### Instruction
Using the records below, please work out how many lines contain "Substance"; answer with the number alone.

BEGIN Records to process

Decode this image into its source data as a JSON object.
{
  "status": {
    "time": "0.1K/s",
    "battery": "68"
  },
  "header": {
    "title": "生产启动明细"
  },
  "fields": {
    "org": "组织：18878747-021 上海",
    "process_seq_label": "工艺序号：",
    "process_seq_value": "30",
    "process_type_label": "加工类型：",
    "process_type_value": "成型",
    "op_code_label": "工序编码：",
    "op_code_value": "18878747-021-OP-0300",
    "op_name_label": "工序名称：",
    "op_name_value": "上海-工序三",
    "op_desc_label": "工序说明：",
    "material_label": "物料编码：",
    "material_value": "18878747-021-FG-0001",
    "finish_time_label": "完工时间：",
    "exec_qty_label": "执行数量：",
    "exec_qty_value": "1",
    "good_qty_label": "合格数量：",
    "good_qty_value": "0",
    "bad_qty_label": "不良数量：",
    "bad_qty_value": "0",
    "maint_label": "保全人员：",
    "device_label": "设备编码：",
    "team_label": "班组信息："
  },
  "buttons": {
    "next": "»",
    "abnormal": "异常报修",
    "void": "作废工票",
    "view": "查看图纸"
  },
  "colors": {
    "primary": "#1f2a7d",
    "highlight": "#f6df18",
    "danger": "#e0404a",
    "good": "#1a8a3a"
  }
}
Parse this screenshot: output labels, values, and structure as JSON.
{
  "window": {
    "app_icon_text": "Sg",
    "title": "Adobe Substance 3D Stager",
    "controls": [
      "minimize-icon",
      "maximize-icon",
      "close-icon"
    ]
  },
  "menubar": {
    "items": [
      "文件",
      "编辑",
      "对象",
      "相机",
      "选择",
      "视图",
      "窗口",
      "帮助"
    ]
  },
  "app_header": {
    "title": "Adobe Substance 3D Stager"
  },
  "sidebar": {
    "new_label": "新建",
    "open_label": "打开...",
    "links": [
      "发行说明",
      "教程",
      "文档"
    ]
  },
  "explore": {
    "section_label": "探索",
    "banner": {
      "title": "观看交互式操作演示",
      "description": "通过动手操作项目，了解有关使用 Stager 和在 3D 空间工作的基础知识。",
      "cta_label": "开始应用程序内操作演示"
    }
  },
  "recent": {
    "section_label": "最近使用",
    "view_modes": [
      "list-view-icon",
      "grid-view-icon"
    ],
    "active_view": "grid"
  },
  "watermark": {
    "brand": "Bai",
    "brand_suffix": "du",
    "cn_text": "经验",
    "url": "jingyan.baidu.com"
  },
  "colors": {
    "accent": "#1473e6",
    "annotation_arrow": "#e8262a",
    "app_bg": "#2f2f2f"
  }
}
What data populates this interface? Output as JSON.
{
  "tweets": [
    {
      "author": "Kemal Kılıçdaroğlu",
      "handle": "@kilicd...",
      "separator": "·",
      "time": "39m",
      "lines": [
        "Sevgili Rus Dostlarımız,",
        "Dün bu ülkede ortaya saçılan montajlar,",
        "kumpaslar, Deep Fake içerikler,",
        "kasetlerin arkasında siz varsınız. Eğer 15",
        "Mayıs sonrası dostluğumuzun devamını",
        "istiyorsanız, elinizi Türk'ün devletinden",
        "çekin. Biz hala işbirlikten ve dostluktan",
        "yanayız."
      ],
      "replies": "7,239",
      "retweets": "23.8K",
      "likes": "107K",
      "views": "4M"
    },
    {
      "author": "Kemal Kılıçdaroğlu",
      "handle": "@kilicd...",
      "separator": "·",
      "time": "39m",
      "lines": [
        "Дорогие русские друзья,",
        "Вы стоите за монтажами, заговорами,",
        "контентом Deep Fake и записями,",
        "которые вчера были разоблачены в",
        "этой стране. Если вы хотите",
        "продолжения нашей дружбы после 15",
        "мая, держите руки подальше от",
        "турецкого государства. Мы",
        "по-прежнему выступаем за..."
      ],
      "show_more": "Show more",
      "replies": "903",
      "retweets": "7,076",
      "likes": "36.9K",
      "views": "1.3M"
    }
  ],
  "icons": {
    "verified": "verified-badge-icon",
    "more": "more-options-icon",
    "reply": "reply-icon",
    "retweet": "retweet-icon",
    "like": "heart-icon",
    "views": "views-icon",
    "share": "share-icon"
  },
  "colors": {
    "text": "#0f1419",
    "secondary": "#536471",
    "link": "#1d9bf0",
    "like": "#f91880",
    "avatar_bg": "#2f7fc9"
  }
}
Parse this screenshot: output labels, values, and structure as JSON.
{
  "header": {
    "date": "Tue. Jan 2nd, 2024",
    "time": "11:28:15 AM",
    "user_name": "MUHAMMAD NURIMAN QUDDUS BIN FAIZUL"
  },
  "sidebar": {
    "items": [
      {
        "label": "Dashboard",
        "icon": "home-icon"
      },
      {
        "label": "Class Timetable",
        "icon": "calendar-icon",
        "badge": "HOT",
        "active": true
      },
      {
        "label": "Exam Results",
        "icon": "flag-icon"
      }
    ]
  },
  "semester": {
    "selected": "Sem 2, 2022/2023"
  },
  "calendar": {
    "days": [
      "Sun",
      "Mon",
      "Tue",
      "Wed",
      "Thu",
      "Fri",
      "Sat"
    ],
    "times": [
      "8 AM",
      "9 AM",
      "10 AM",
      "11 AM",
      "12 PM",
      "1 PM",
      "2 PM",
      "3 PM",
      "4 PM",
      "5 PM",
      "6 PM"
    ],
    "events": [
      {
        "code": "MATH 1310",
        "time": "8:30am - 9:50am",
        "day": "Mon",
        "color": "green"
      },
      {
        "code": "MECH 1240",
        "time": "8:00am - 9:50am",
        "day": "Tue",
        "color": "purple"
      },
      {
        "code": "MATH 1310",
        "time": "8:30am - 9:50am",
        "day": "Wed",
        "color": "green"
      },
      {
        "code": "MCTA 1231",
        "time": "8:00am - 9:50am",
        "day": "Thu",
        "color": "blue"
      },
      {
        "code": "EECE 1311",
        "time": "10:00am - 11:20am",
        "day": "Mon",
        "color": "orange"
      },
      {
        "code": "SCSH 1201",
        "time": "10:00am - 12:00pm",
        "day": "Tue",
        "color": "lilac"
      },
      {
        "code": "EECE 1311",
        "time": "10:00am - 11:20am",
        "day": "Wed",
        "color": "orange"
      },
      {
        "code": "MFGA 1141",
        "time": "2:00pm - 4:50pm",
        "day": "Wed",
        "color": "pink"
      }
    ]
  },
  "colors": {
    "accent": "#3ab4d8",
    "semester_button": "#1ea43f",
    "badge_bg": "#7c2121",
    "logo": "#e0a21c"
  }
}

END Records to process
BEGIN Records to process

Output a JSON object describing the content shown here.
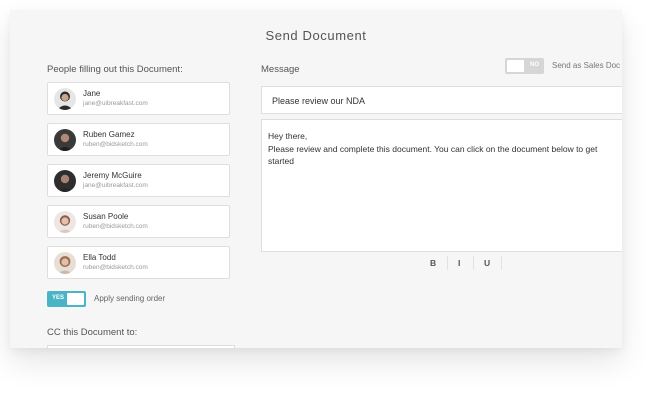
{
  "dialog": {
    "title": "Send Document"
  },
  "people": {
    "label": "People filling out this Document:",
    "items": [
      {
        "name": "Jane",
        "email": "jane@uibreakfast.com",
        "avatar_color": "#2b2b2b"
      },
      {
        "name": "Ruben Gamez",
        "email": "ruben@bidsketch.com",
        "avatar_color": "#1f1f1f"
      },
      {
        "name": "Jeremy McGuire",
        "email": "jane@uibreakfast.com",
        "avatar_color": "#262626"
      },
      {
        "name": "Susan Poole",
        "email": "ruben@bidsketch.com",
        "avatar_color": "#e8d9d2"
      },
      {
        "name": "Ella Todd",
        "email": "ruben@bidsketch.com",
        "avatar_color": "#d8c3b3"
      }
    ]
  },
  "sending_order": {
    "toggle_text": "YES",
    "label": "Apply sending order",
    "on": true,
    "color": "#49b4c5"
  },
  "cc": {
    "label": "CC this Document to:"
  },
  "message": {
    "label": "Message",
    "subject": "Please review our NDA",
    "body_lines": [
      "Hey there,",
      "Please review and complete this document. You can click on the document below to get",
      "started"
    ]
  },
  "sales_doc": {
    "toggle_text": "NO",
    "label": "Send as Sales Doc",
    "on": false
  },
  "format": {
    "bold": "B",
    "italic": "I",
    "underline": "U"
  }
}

END Records to process
BEGIN Records to process

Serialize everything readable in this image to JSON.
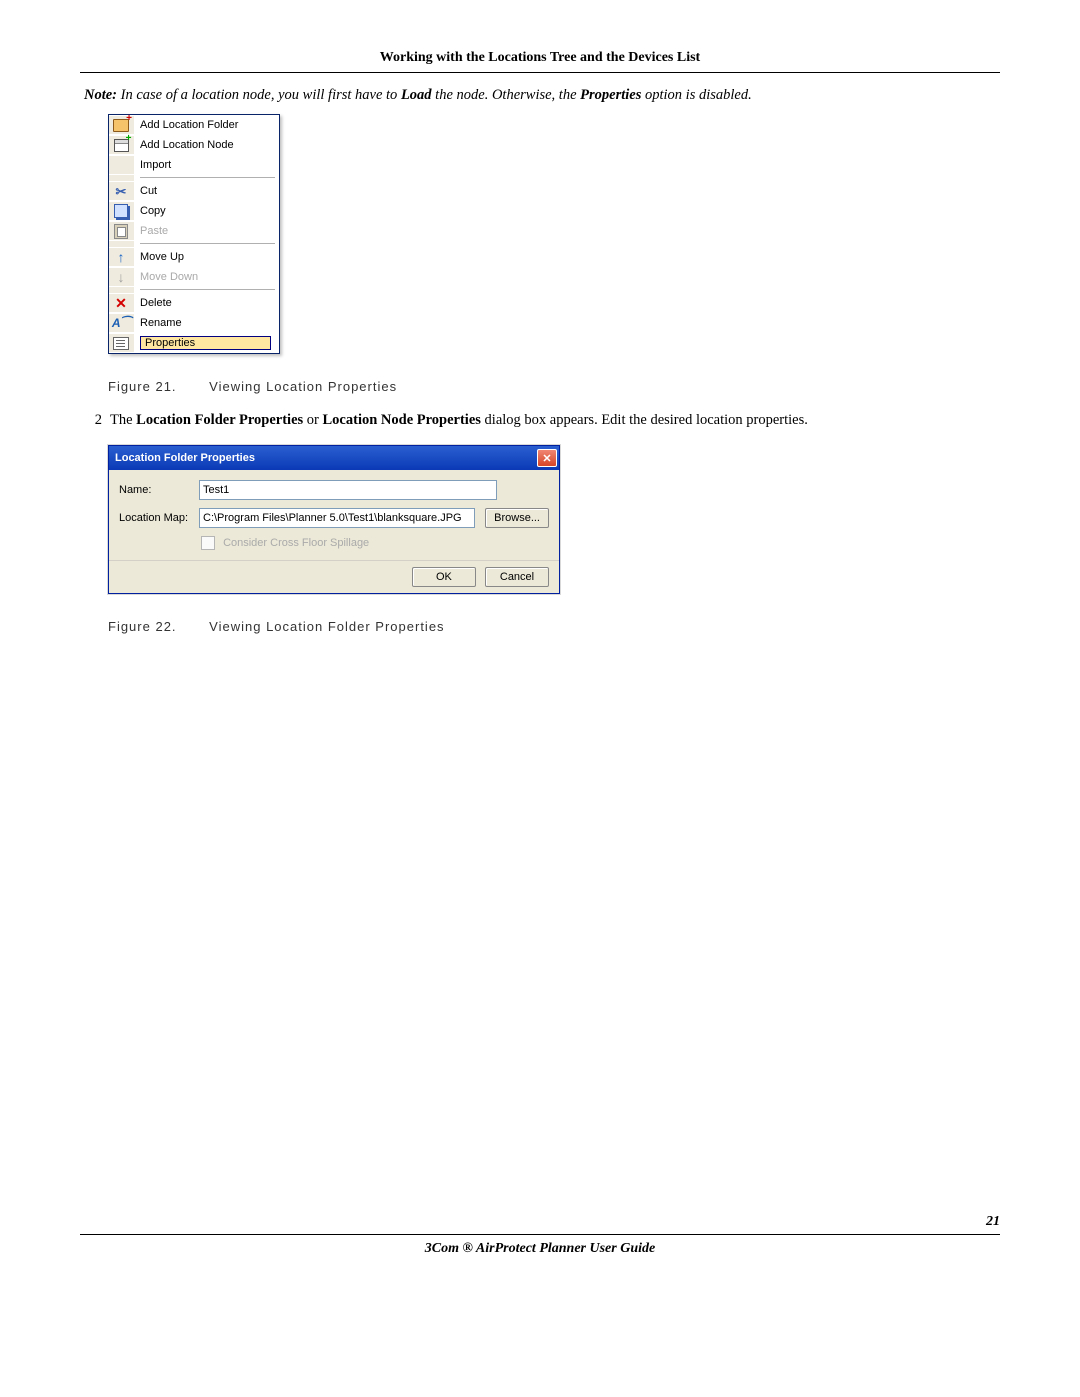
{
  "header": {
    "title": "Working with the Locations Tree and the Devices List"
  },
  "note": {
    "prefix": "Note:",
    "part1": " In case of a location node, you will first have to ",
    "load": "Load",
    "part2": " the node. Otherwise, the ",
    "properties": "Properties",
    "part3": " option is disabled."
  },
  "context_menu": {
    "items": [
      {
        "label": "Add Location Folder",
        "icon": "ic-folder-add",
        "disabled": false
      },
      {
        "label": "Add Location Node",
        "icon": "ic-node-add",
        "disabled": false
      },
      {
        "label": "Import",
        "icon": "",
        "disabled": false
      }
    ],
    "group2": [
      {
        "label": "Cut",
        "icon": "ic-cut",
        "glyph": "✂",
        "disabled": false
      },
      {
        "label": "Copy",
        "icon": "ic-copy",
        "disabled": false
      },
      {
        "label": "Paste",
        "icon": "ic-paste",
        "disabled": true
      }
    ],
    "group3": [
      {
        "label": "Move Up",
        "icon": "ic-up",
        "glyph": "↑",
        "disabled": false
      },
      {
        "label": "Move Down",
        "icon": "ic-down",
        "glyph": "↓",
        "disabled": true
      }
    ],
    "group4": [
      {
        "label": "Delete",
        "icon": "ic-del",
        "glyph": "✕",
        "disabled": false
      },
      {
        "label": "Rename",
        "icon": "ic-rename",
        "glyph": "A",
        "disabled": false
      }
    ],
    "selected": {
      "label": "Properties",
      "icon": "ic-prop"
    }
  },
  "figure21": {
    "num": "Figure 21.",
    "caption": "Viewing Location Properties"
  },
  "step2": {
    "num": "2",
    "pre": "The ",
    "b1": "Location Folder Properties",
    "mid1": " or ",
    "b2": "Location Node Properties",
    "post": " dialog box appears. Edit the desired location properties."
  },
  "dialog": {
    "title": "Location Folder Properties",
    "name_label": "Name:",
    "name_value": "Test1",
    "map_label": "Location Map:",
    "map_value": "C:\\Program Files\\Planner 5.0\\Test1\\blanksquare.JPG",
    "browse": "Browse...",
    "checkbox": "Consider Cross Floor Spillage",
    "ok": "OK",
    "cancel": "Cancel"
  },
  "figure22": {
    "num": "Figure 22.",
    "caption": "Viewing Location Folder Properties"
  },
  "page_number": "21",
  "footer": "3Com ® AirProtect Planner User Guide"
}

END Records to process

### Exercise output
2